Recorded data
★ ★ ★

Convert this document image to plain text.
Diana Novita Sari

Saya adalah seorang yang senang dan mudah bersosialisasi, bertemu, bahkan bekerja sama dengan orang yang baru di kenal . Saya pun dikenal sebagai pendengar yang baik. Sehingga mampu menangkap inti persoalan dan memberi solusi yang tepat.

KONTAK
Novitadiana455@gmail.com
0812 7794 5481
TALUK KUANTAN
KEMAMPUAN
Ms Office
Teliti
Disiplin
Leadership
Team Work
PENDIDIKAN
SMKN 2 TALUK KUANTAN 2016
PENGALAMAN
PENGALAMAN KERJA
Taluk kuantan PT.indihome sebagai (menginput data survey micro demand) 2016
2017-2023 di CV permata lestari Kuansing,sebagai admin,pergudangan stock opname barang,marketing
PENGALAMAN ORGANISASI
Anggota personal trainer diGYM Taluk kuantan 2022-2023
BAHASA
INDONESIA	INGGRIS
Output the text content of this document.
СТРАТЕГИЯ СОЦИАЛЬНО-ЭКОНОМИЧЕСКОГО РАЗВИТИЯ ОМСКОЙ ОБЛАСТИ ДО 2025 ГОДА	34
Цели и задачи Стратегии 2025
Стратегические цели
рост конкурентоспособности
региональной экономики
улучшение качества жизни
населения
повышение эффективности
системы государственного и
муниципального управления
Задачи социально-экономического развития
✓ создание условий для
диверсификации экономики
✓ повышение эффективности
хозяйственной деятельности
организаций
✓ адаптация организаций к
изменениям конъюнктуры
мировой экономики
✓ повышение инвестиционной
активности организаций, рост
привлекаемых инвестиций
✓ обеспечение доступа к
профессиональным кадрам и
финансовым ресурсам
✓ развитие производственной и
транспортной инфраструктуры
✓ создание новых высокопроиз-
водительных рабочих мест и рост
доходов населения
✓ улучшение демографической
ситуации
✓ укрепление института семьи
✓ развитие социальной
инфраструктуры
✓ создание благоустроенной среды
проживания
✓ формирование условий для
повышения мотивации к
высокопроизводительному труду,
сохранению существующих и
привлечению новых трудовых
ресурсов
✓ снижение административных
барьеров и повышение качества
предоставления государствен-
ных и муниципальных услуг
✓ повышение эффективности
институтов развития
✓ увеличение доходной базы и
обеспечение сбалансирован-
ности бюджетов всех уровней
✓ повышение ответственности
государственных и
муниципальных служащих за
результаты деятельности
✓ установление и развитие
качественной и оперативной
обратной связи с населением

★ ★ ★

Your goal: Make an exact copy of the data above.

Task response:
Convert this document image to plain text.
Diana Novita Sari

Saya adalah seorang yang senang dan mudah bersosialisasi, bertemu, bahkan bekerja sama dengan orang yang baru di kenal . Saya pun dikenal sebagai pendengar yang baik. Sehingga mampu menangkap inti persoalan dan memberi solusi yang tepat.

KONTAK
Novitadiana455@gmail.com
0812 7794 5481
TALUK KUANTAN
KEMAMPUAN
Ms Office
Teliti
Disiplin
Leadership
Team Work
PENDIDIKAN
SMKN 2 TALUK KUANTAN 2016
PENGALAMAN
PENGALAMAN KERJA
Taluk kuantan PT.indihome sebagai (menginput data survey micro demand) 2016
2017-2023 di CV permata lestari Kuansing,sebagai admin,pergudangan stock opname barang,marketing
PENGALAMAN ORGANISASI
Anggota personal trainer diGYM Taluk kuantan 2022-2023
BAHASA
INDONESIA	INGGRIS
Output the text content of this document.
СТРАТЕГИЯ СОЦИАЛЬНО-ЭКОНОМИЧЕСКОГО РАЗВИТИЯ ОМСКОЙ ОБЛАСТИ ДО 2025 ГОДА	34
Цели и задачи Стратегии 2025
Стратегические цели
рост конкурентоспособности
региональной экономики
улучшение качества жизни
населения
повышение эффективности
системы государственного и
муниципального управления
Задачи социально-экономического развития
✓ создание условий для
диверсификации экономики
✓ повышение эффективности
хозяйственной деятельности
организаций
✓ адаптация организаций к
изменениям конъюнктуры
мировой экономики
✓ повышение инвестиционной
активности организаций, рост
привлекаемых инвестиций
✓ обеспечение доступа к
профессиональным кадрам и
финансовым ресурсам
✓ развитие производственной и
транспортной инфраструктуры
✓ создание новых высокопроиз-
водительных рабочих мест и рост
доходов населения
✓ улучшение демографической
ситуации
✓ укрепление института семьи
✓ развитие социальной
инфраструктуры
✓ создание благоустроенной среды
проживания
✓ формирование условий для
повышения мотивации к
высокопроизводительному труду,
сохранению существующих и
привлечению новых трудовых
ресурсов
✓ снижение административных
барьеров и повышение качества
предоставления государствен-
ных и муниципальных услуг
✓ повышение эффективности
институтов развития
✓ увеличение доходной базы и
обеспечение сбалансирован-
ности бюджетов всех уровней
✓ повышение ответственности
государственных и
муниципальных служащих за
результаты деятельности
✓ установление и развитие
качественной и оперативной
обратной связи с населением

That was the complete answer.